Records for this exercise —
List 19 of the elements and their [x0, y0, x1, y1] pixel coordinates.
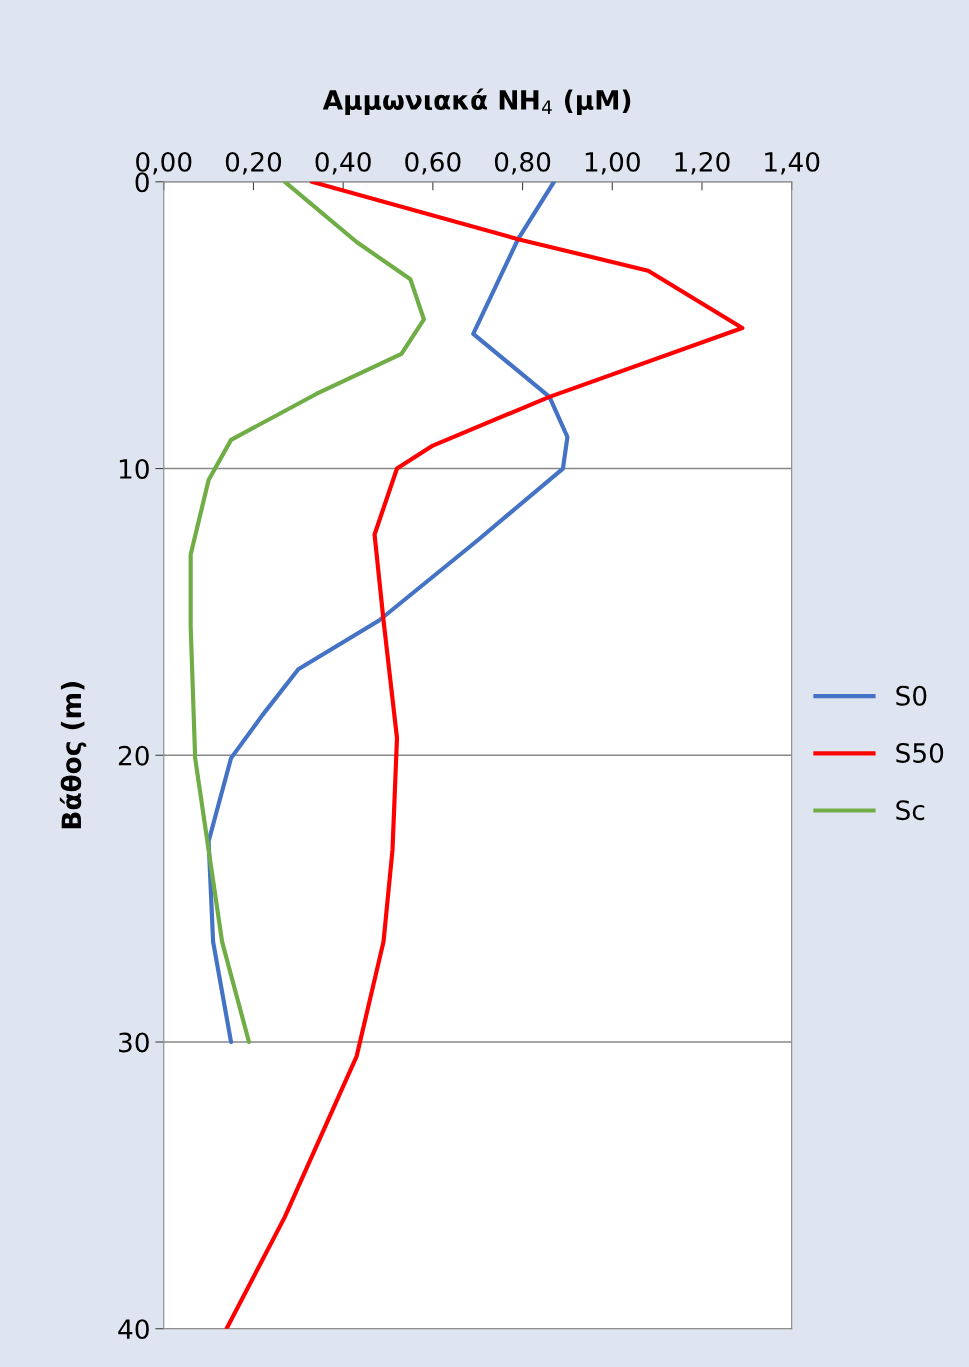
- chart-title: Αμμωνιακά NH$_{4}$ (μM): [322, 88, 631, 116]
- legend-label: Sc: [896, 800, 925, 821]
- line-series: [224, 181, 745, 1329]
- line-series: [206, 181, 570, 1045]
- x-tick-label: 0,60: [405, 151, 461, 175]
- x-tick-label: 0,80: [494, 151, 551, 175]
- y-axis-title: Βάθος (m): [59, 682, 87, 829]
- x-tick-label: 1,20: [675, 151, 730, 175]
- y-tick-label: 30: [119, 1032, 149, 1053]
- x-tick-label: 0,20: [225, 151, 282, 175]
- x-tick-label: 0,40: [315, 151, 371, 175]
- y-tick-label: 40: [118, 1319, 149, 1340]
- legend-label: S0: [896, 685, 927, 706]
- legend-label: S50: [896, 742, 944, 763]
- x-tick-label: 1,00: [585, 151, 640, 175]
- x-tick-label: 1,40: [765, 151, 820, 175]
- y-tick-label: 10: [119, 458, 149, 479]
- y-tick-label: 20: [118, 745, 149, 766]
- line-series: [188, 181, 426, 1045]
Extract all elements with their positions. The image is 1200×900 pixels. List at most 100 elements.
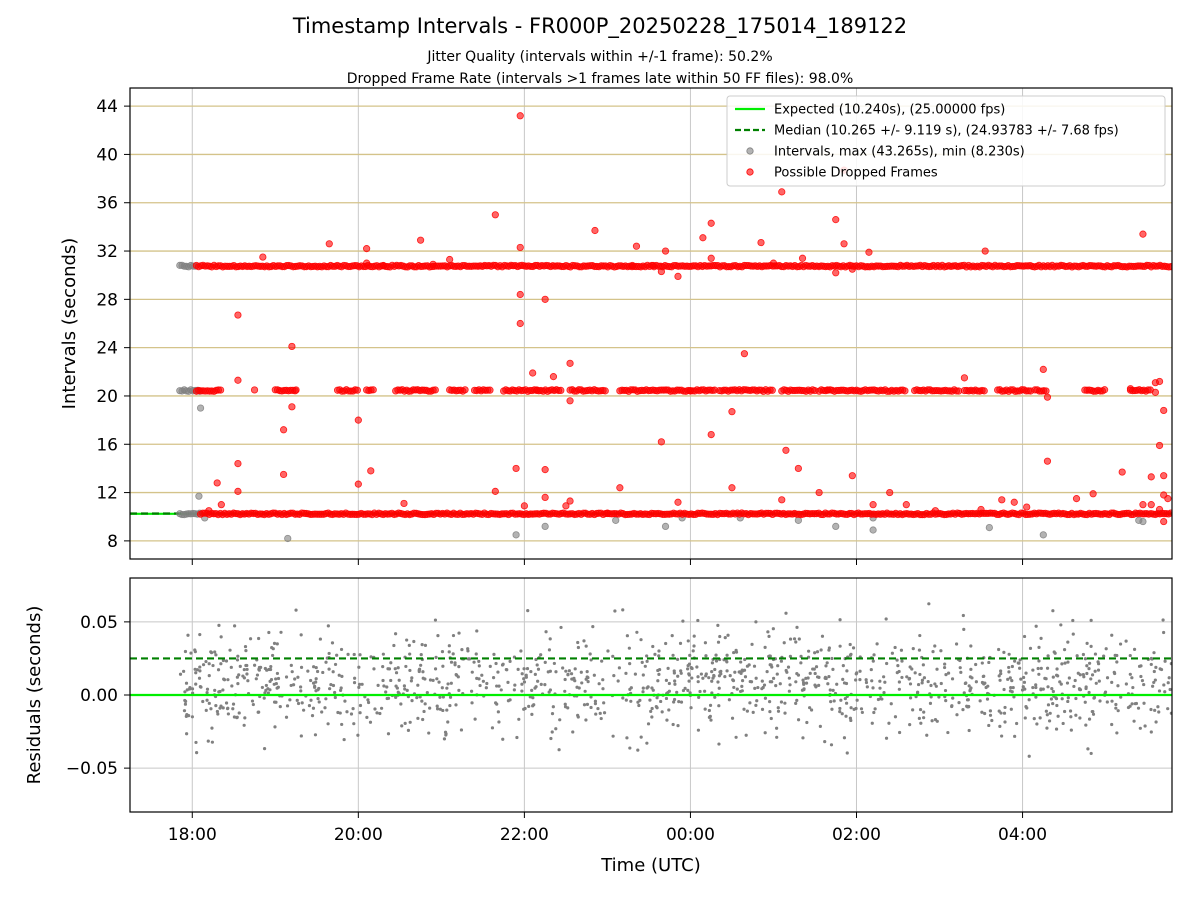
residual-point (1054, 697, 1059, 701)
residual-point (1115, 653, 1119, 658)
residual-point (919, 721, 923, 725)
residual-point (535, 663, 539, 667)
residual-point (449, 660, 454, 664)
residual-point (564, 669, 568, 673)
residual-point (961, 708, 965, 712)
residual-point (625, 634, 629, 638)
residual-point (264, 683, 268, 688)
residual-point (858, 678, 862, 682)
residual-point (593, 702, 598, 706)
residual-point (969, 686, 973, 690)
residual-point (573, 667, 577, 671)
residual-point (284, 715, 289, 719)
residual-point (1039, 666, 1043, 670)
residual-point (585, 669, 589, 674)
residual-point (946, 671, 951, 675)
residual-point (944, 672, 948, 677)
residual-point (807, 649, 811, 653)
residuals-y-tick-label: 0.00 (80, 686, 118, 706)
residual-point (813, 671, 817, 676)
residual-point (1024, 671, 1028, 675)
dropped-frame-point (1167, 263, 1172, 271)
residual-point (1077, 687, 1082, 691)
dropped-frame-point (661, 247, 670, 255)
residual-point (1020, 688, 1025, 692)
residual-point (775, 672, 779, 676)
residual-point (434, 655, 438, 660)
residual-point (1119, 695, 1123, 699)
residual-point (314, 689, 318, 693)
residual-point (1039, 636, 1043, 640)
residual-point (194, 682, 198, 686)
dropped-frame-point (699, 234, 707, 242)
residual-point (360, 682, 364, 686)
residual-point (589, 705, 593, 710)
residual-point (226, 678, 230, 682)
residual-point (1000, 734, 1004, 738)
dropped-frame-point (1089, 490, 1097, 498)
residual-point (403, 687, 407, 691)
residual-point (182, 669, 186, 673)
residual-point (769, 716, 773, 721)
residual-point (933, 644, 937, 648)
residual-point (998, 678, 1002, 682)
residual-point (962, 691, 966, 695)
legend-dropped-swatch (746, 168, 754, 176)
residual-point (1156, 705, 1160, 709)
residual-point (1162, 683, 1166, 687)
residual-point (1097, 679, 1101, 683)
legend-entry-label: Possible Dropped Frames (774, 166, 938, 181)
residual-point (718, 670, 722, 674)
residual-point (1143, 724, 1147, 728)
residual-point (235, 658, 240, 662)
residual-point (943, 662, 947, 666)
dropped-frame-point (798, 254, 807, 262)
residual-point (829, 700, 833, 704)
residual-point (707, 715, 712, 719)
residual-point (1103, 690, 1108, 694)
residual-point (522, 667, 526, 671)
residual-point (1088, 661, 1092, 665)
residual-point (771, 627, 775, 631)
residual-point (1074, 696, 1078, 701)
residual-point (548, 669, 552, 673)
dropped-frame-point (213, 479, 221, 487)
residual-point (204, 659, 208, 664)
residual-point (1002, 650, 1006, 655)
residual-point (1009, 686, 1013, 690)
residual-point (713, 695, 717, 699)
residual-point (1036, 666, 1040, 671)
dropped-frame-point (707, 431, 715, 439)
residual-point (944, 698, 948, 703)
residual-point (864, 680, 869, 685)
residual-point (745, 709, 749, 713)
residual-point (1021, 675, 1026, 680)
series-dropped-frames (192, 112, 1172, 526)
dropped-frame-point (769, 259, 778, 267)
residual-point (683, 686, 687, 690)
residual-point (331, 670, 335, 674)
residual-point (219, 662, 223, 666)
residual-point (435, 704, 439, 708)
residual-point (1081, 652, 1086, 657)
residual-point (393, 667, 397, 671)
residual-point (205, 698, 209, 702)
residual-point (559, 625, 563, 630)
dropped-frame-point (234, 376, 242, 384)
residual-point (561, 666, 565, 670)
residual-point (1139, 664, 1143, 668)
residual-point (224, 659, 229, 663)
residual-point (1059, 682, 1063, 686)
residual-point (917, 648, 922, 652)
residual-point (248, 637, 253, 641)
residual-point (199, 685, 203, 689)
residual-point (1054, 727, 1059, 731)
residual-point (420, 643, 424, 647)
time-x-tick-label: 20:00 (334, 825, 383, 845)
residual-point (740, 684, 744, 689)
residual-point (481, 679, 485, 683)
residual-point (1093, 669, 1097, 673)
residual-point (453, 663, 457, 667)
intervals-y-tick-label: 16 (96, 435, 118, 455)
residual-point (870, 721, 874, 725)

Work to be completed —
Can you reproduce all of the material above line for line, unchanged, but without the pictures?

Task solution —
List 19 of the elements and their [x0, y0, x1, y1] pixel coordinates.
- chart-title: Αμμωνιακά NH$_{4}$ (μM): [322, 88, 631, 116]
- legend-label: Sc: [896, 800, 925, 821]
- line-series: [224, 181, 745, 1329]
- line-series: [206, 181, 570, 1045]
- x-tick-label: 0,60: [405, 151, 461, 175]
- x-tick-label: 0,80: [494, 151, 551, 175]
- y-axis-title: Βάθος (m): [59, 682, 87, 829]
- x-tick-label: 1,20: [675, 151, 730, 175]
- y-tick-label: 30: [119, 1032, 149, 1053]
- x-tick-label: 0,20: [225, 151, 282, 175]
- x-tick-label: 0,40: [315, 151, 371, 175]
- y-tick-label: 40: [118, 1319, 149, 1340]
- legend-label: S0: [896, 685, 927, 706]
- legend-label: S50: [896, 742, 944, 763]
- x-tick-label: 1,00: [585, 151, 640, 175]
- x-tick-label: 1,40: [765, 151, 820, 175]
- y-tick-label: 10: [119, 458, 149, 479]
- y-tick-label: 20: [118, 745, 149, 766]
- line-series: [188, 181, 426, 1045]
Extract all elements with their positions. The image is 1200×900 pixels. List at most 100 elements.
residual-point (1054, 697, 1059, 701)
residual-point (1115, 653, 1119, 658)
residual-point (919, 721, 923, 725)
residual-point (535, 663, 539, 667)
residual-point (449, 660, 454, 664)
residual-point (564, 669, 568, 673)
residual-point (961, 708, 965, 712)
residual-point (625, 634, 629, 638)
residual-point (264, 683, 268, 688)
residual-point (858, 678, 862, 682)
residual-point (593, 702, 598, 706)
residual-point (969, 686, 973, 690)
residual-point (573, 667, 577, 671)
residual-point (284, 715, 289, 719)
residual-point (1039, 666, 1043, 670)
residual-point (585, 669, 589, 674)
residual-point (946, 671, 951, 675)
residual-point (944, 672, 948, 677)
residual-point (807, 649, 811, 653)
residuals-y-tick-label: 0.00 (80, 686, 118, 706)
residual-point (813, 671, 817, 676)
residual-point (1024, 671, 1028, 675)
dropped-frame-point (1167, 263, 1172, 271)
residual-point (1077, 687, 1082, 691)
dropped-frame-point (661, 247, 670, 255)
residual-point (1020, 688, 1025, 692)
residual-point (775, 672, 779, 676)
residual-point (434, 655, 438, 660)
residual-point (1119, 695, 1123, 699)
residual-point (314, 689, 318, 693)
residual-point (1039, 636, 1043, 640)
residual-point (194, 682, 198, 686)
dropped-frame-point (699, 234, 707, 242)
residual-point (360, 682, 364, 686)
residual-point (589, 705, 593, 710)
residual-point (226, 678, 230, 682)
residual-point (1000, 734, 1004, 738)
dropped-frame-point (1089, 490, 1097, 498)
residual-point (403, 687, 407, 691)
residual-point (182, 669, 186, 673)
residual-point (769, 716, 773, 721)
residual-point (933, 644, 937, 648)
residual-point (998, 678, 1002, 682)
residual-point (962, 691, 966, 695)
legend-dropped-swatch (746, 168, 754, 176)
residual-point (1156, 705, 1160, 709)
residual-point (1162, 683, 1166, 687)
residual-point (1097, 679, 1101, 683)
legend-entry-label: Possible Dropped Frames (774, 166, 938, 181)
residual-point (718, 670, 722, 674)
residual-point (1143, 724, 1147, 728)
residual-point (235, 658, 240, 662)
residual-point (943, 662, 947, 666)
dropped-frame-point (798, 254, 807, 262)
residual-point (829, 700, 833, 704)
residual-point (707, 715, 712, 719)
residual-point (1103, 690, 1108, 694)
residual-point (522, 667, 526, 671)
residual-point (1088, 661, 1092, 665)
residual-point (771, 627, 775, 631)
residual-point (1074, 696, 1078, 701)
residual-point (548, 669, 552, 673)
dropped-frame-point (213, 479, 221, 487)
residual-point (204, 659, 208, 664)
residual-point (1002, 650, 1006, 655)
residual-point (1009, 686, 1013, 690)
residual-point (713, 695, 717, 699)
residual-point (1036, 666, 1040, 671)
dropped-frame-point (707, 431, 715, 439)
residual-point (944, 698, 948, 703)
residual-point (864, 680, 869, 685)
residual-point (745, 709, 749, 713)
residual-point (1021, 675, 1026, 680)
series-dropped-frames (192, 112, 1172, 526)
dropped-frame-point (769, 259, 778, 267)
residual-point (683, 686, 687, 690)
residual-point (331, 670, 335, 674)
residual-point (219, 662, 223, 666)
residual-point (435, 704, 439, 708)
residual-point (1081, 652, 1086, 657)
residual-point (393, 667, 397, 671)
residual-point (205, 698, 209, 702)
residual-point (559, 625, 563, 630)
dropped-frame-point (234, 376, 242, 384)
residual-point (561, 666, 565, 670)
residual-point (1139, 664, 1143, 668)
residual-point (224, 659, 229, 663)
residual-point (1059, 682, 1063, 686)
residual-point (917, 648, 922, 652)
residual-point (248, 637, 253, 641)
residual-point (199, 685, 203, 689)
residual-point (1054, 727, 1059, 731)
residual-point (420, 643, 424, 647)
time-x-tick-label: 20:00 (334, 825, 383, 845)
residual-point (740, 684, 744, 689)
residual-point (481, 679, 485, 683)
residual-point (1093, 669, 1097, 673)
residual-point (453, 663, 457, 667)
intervals-y-tick-label: 16 (96, 435, 118, 455)
residual-point (870, 721, 874, 725)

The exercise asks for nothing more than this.